===== THE RECORDS
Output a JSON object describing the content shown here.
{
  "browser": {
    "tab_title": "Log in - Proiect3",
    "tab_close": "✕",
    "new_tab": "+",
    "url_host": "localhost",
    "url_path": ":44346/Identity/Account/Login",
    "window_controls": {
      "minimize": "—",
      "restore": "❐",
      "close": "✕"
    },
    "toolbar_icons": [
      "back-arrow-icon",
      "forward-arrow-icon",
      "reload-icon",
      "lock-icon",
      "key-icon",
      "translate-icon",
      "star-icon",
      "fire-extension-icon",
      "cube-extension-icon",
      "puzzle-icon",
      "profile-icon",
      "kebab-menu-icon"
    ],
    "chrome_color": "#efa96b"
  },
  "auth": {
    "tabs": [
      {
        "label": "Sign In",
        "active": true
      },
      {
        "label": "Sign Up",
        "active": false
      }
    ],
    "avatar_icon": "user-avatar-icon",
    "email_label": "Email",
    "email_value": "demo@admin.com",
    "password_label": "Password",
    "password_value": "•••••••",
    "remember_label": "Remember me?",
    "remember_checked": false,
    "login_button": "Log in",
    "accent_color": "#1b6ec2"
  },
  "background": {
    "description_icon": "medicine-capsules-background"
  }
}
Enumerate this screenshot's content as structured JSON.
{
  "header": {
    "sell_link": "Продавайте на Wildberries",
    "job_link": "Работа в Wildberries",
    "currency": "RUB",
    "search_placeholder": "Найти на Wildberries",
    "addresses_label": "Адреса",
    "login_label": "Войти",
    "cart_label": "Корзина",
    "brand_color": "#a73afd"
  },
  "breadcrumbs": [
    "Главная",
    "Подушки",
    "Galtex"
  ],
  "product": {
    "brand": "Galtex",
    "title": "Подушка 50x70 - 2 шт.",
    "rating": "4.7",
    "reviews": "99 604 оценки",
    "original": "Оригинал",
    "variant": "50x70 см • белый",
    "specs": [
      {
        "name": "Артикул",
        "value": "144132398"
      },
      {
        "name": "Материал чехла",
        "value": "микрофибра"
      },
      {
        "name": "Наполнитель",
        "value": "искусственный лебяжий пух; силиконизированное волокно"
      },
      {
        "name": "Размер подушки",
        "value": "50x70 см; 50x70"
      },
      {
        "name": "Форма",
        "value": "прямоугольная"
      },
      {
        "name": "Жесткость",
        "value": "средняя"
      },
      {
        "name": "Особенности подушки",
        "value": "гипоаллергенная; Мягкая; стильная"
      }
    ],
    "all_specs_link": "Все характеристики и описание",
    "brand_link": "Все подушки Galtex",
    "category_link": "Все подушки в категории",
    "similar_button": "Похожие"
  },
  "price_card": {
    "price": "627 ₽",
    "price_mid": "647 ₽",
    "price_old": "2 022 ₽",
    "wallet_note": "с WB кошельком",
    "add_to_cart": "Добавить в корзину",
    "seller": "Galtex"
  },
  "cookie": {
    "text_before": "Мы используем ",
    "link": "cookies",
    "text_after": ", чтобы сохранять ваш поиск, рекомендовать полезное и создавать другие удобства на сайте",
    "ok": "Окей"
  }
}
==========
● **AIM OF THE TASK**
Transcribe all lines as written.

● **FULL RESPONSE**
Output a JSON object describing the content shown here.
{
  "browser": {
    "tab_title": "Log in - Proiect3",
    "tab_close": "✕",
    "new_tab": "+",
    "url_host": "localhost",
    "url_path": ":44346/Identity/Account/Login",
    "window_controls": {
      "minimize": "—",
      "restore": "❐",
      "close": "✕"
    },
    "toolbar_icons": [
      "back-arrow-icon",
      "forward-arrow-icon",
      "reload-icon",
      "lock-icon",
      "key-icon",
      "translate-icon",
      "star-icon",
      "fire-extension-icon",
      "cube-extension-icon",
      "puzzle-icon",
      "profile-icon",
      "kebab-menu-icon"
    ],
    "chrome_color": "#efa96b"
  },
  "auth": {
    "tabs": [
      {
        "label": "Sign In",
        "active": true
      },
      {
        "label": "Sign Up",
        "active": false
      }
    ],
    "avatar_icon": "user-avatar-icon",
    "email_label": "Email",
    "email_value": "demo@admin.com",
    "password_label": "Password",
    "password_value": "•••••••",
    "remember_label": "Remember me?",
    "remember_checked": false,
    "login_button": "Log in",
    "accent_color": "#1b6ec2"
  },
  "background": {
    "description_icon": "medicine-capsules-background"
  }
}
Enumerate this screenshot's content as structured JSON.
{
  "header": {
    "sell_link": "Продавайте на Wildberries",
    "job_link": "Работа в Wildberries",
    "currency": "RUB",
    "search_placeholder": "Найти на Wildberries",
    "addresses_label": "Адреса",
    "login_label": "Войти",
    "cart_label": "Корзина",
    "brand_color": "#a73afd"
  },
  "breadcrumbs": [
    "Главная",
    "Подушки",
    "Galtex"
  ],
  "product": {
    "brand": "Galtex",
    "title": "Подушка 50x70 - 2 шт.",
    "rating": "4.7",
    "reviews": "99 604 оценки",
    "original": "Оригинал",
    "variant": "50x70 см • белый",
    "specs": [
      {
        "name": "Артикул",
        "value": "144132398"
      },
      {
        "name": "Материал чехла",
        "value": "микрофибра"
      },
      {
        "name": "Наполнитель",
        "value": "искусственный лебяжий пух; силиконизированное волокно"
      },
      {
        "name": "Размер подушки",
        "value": "50x70 см; 50x70"
      },
      {
        "name": "Форма",
        "value": "прямоугольная"
      },
      {
        "name": "Жесткость",
        "value": "средняя"
      },
      {
        "name": "Особенности подушки",
        "value": "гипоаллергенная; Мягкая; стильная"
      }
    ],
    "all_specs_link": "Все характеристики и описание",
    "brand_link": "Все подушки Galtex",
    "category_link": "Все подушки в категории",
    "similar_button": "Похожие"
  },
  "price_card": {
    "price": "627 ₽",
    "price_mid": "647 ₽",
    "price_old": "2 022 ₽",
    "wallet_note": "с WB кошельком",
    "add_to_cart": "Добавить в корзину",
    "seller": "Galtex"
  },
  "cookie": {
    "text_before": "Мы используем ",
    "link": "cookies",
    "text_after": ", чтобы сохранять ваш поиск, рекомендовать полезное и создавать другие удобства на сайте",
    "ok": "Окей"
  }
}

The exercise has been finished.